— BEGIN —

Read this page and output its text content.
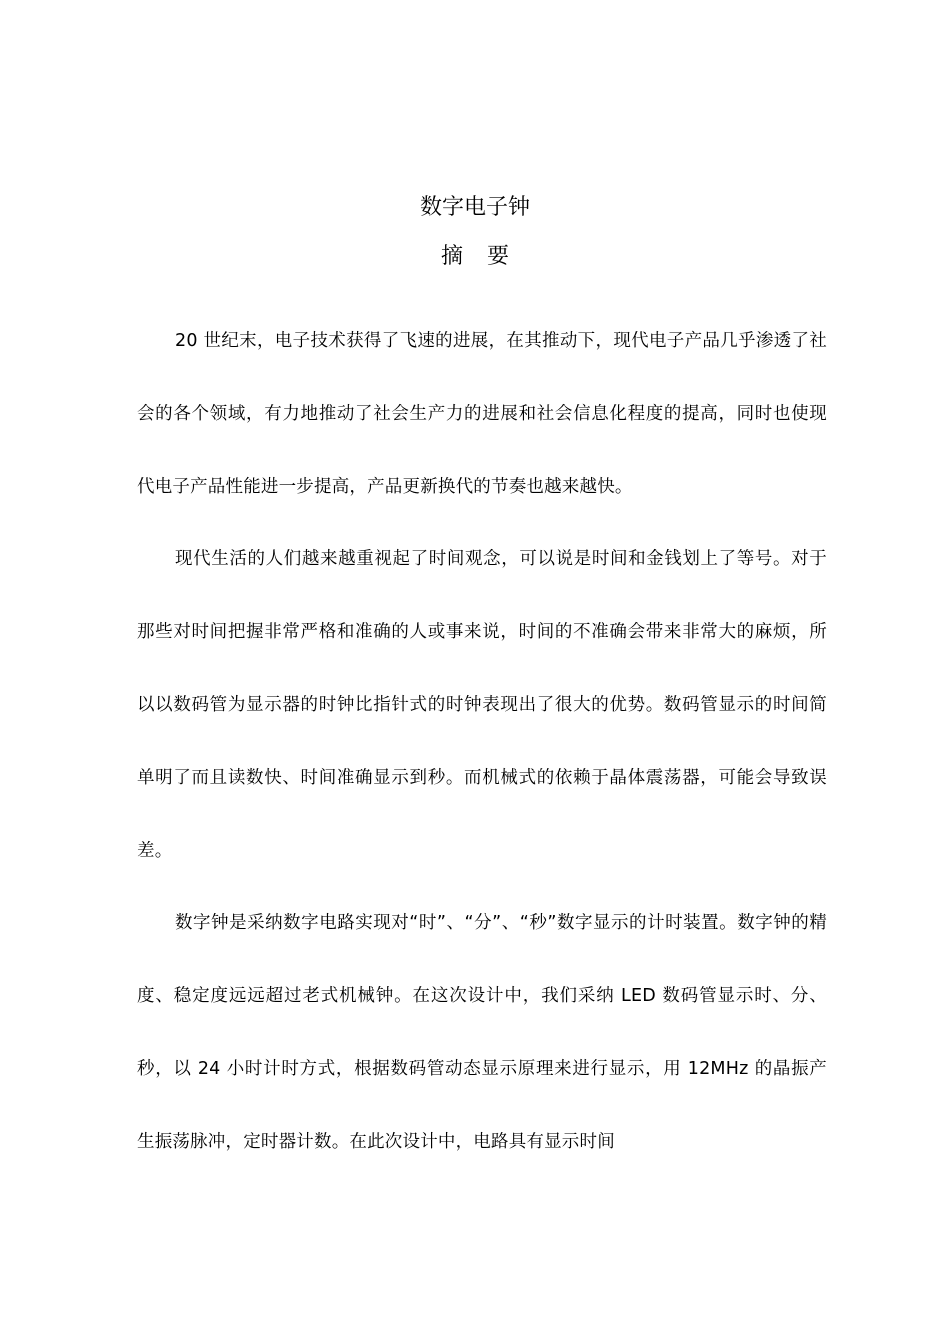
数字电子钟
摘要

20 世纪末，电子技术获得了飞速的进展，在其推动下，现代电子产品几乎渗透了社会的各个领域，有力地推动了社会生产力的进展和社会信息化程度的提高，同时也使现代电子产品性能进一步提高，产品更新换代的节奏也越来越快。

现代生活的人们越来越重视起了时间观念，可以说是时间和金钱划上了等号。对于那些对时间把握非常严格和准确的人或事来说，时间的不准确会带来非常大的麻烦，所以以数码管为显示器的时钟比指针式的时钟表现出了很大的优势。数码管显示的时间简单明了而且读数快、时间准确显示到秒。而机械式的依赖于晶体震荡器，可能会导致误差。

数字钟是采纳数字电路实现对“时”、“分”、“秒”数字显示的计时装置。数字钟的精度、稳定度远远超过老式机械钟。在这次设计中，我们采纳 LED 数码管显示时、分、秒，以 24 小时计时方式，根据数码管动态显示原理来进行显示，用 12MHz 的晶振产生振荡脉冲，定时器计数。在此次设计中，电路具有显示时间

— END —
— BEGIN —

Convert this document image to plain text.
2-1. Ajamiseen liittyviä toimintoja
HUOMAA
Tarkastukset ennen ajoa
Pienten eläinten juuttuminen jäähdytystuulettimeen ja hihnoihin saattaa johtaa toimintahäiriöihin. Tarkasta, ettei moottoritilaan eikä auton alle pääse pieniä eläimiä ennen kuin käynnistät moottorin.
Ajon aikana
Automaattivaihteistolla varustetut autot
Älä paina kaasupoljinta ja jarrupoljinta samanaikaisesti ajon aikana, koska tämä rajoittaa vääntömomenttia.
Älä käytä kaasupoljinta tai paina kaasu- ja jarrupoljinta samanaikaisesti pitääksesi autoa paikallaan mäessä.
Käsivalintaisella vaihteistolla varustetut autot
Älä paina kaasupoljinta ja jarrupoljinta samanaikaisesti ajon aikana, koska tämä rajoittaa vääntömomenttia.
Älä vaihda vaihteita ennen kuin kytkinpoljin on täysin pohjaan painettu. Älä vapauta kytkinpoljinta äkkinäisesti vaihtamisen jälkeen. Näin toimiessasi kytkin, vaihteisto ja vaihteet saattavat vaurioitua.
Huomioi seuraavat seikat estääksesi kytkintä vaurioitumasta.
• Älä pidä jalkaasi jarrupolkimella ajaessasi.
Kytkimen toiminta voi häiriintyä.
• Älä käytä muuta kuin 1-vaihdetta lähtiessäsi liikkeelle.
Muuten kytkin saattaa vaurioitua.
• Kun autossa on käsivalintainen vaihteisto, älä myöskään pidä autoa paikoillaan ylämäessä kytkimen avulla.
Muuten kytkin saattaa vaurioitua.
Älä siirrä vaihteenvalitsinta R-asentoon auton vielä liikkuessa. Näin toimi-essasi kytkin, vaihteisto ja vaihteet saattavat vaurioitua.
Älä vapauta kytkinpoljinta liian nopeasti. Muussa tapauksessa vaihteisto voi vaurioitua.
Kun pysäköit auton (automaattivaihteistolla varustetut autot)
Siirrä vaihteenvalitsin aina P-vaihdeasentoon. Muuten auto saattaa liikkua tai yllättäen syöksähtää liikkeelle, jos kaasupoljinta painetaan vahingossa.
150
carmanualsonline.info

— END —

_What to produce_
Read through the lines above and collect those that contain the string "kytkinpoljinta".

_Full answer_
Älä vaihda vaihteita ennen kuin kytkinpoljin on täysin pohjaan painettu. Älä vapauta kytkinpoljinta äkkinäisesti vaihtamisen jälkeen. Näin toimiessasi kytkin, vaihteisto ja vaihteet saattavat vaurioitua.
Älä vapauta kytkinpoljinta liian nopeasti. Muussa tapauksessa vaihteisto voi vaurioitua.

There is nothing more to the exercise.